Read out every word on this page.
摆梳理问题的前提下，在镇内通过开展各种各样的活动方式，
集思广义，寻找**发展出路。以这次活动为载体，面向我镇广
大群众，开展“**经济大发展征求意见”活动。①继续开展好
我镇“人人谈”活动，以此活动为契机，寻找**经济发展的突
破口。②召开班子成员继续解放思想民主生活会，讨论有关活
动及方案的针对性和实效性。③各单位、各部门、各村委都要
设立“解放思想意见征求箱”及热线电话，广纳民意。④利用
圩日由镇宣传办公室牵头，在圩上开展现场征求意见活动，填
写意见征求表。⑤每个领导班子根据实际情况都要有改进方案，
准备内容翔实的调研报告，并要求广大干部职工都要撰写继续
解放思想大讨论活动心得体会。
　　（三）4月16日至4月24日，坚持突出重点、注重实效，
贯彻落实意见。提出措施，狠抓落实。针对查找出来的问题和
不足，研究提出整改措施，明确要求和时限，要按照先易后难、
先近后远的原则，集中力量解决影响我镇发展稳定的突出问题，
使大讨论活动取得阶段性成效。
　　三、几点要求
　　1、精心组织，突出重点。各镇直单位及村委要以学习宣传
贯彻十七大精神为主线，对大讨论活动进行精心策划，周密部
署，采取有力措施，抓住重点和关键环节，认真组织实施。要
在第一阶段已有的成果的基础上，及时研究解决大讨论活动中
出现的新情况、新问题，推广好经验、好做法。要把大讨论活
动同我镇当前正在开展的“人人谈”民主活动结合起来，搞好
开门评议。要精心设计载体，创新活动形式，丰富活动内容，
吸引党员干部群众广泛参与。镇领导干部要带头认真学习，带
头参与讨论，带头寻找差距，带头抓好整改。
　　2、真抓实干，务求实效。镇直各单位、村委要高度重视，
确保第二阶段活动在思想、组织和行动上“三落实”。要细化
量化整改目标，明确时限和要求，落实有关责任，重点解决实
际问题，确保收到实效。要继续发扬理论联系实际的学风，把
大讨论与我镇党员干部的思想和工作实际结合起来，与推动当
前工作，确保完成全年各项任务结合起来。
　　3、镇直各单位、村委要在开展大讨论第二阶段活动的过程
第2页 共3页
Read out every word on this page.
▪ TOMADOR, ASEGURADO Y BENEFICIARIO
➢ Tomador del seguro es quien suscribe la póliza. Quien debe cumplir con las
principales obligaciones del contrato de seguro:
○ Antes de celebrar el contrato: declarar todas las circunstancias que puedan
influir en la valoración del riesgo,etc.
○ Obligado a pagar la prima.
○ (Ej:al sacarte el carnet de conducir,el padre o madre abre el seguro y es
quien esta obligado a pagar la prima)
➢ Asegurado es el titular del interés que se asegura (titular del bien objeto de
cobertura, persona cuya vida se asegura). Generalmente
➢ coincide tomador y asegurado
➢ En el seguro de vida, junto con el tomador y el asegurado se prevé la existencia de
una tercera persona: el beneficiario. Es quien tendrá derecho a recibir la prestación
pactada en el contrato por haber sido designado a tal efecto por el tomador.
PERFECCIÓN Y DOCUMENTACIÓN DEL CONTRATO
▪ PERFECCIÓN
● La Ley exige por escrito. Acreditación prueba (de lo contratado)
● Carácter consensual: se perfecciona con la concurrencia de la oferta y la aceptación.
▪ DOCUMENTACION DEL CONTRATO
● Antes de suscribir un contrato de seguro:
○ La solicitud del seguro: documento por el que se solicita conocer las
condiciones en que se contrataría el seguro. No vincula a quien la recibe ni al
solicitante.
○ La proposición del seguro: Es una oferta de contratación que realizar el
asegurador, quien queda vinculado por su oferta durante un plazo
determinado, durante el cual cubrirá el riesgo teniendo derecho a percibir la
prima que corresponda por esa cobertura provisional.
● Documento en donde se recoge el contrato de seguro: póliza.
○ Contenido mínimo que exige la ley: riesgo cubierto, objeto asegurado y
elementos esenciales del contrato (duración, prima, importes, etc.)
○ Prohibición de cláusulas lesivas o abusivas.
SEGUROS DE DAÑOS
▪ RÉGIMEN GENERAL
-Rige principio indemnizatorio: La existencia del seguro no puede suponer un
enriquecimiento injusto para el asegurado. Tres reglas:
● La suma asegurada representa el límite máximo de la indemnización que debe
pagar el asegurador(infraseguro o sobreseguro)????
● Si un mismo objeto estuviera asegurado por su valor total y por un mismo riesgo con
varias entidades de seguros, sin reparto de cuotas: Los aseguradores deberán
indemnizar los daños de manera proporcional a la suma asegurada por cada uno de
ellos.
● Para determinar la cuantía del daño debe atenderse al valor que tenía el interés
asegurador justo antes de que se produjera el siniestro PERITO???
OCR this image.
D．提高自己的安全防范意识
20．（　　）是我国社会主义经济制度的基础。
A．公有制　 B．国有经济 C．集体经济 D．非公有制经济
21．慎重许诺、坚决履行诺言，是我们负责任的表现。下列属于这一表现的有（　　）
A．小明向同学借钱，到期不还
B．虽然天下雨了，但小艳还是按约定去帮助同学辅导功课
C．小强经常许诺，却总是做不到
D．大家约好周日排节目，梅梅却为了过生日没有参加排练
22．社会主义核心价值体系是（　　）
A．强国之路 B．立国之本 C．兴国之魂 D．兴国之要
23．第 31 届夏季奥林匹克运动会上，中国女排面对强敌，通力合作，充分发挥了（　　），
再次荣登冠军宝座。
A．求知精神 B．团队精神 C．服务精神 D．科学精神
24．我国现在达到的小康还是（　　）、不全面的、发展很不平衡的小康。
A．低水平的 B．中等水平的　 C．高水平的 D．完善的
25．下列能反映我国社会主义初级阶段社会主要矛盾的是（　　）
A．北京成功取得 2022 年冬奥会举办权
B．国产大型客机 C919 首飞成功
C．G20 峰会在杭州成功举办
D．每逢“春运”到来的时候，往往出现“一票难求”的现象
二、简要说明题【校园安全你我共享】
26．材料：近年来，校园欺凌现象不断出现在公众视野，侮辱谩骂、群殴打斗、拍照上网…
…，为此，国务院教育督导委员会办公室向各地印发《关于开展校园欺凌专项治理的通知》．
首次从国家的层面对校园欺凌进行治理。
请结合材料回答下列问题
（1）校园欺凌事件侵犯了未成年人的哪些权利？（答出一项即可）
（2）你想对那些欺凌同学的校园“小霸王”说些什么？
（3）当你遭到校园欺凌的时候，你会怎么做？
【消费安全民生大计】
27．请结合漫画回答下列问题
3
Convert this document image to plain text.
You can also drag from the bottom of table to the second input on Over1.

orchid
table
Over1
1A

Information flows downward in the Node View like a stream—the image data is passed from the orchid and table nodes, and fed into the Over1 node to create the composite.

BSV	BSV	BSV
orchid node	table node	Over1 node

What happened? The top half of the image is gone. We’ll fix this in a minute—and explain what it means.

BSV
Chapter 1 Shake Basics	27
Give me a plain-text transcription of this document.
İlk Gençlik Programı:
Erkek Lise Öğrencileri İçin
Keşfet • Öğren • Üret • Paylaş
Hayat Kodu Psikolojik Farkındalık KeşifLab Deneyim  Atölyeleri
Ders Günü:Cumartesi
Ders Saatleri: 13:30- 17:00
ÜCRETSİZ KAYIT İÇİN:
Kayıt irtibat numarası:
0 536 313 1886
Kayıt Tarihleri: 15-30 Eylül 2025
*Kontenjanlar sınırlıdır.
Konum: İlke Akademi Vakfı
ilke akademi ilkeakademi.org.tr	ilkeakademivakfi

• **REQUEST**
What is the number of lines in the listing above that contain the string "orchid"? Give only the number.

• **PROBLEM SOLUTION**
3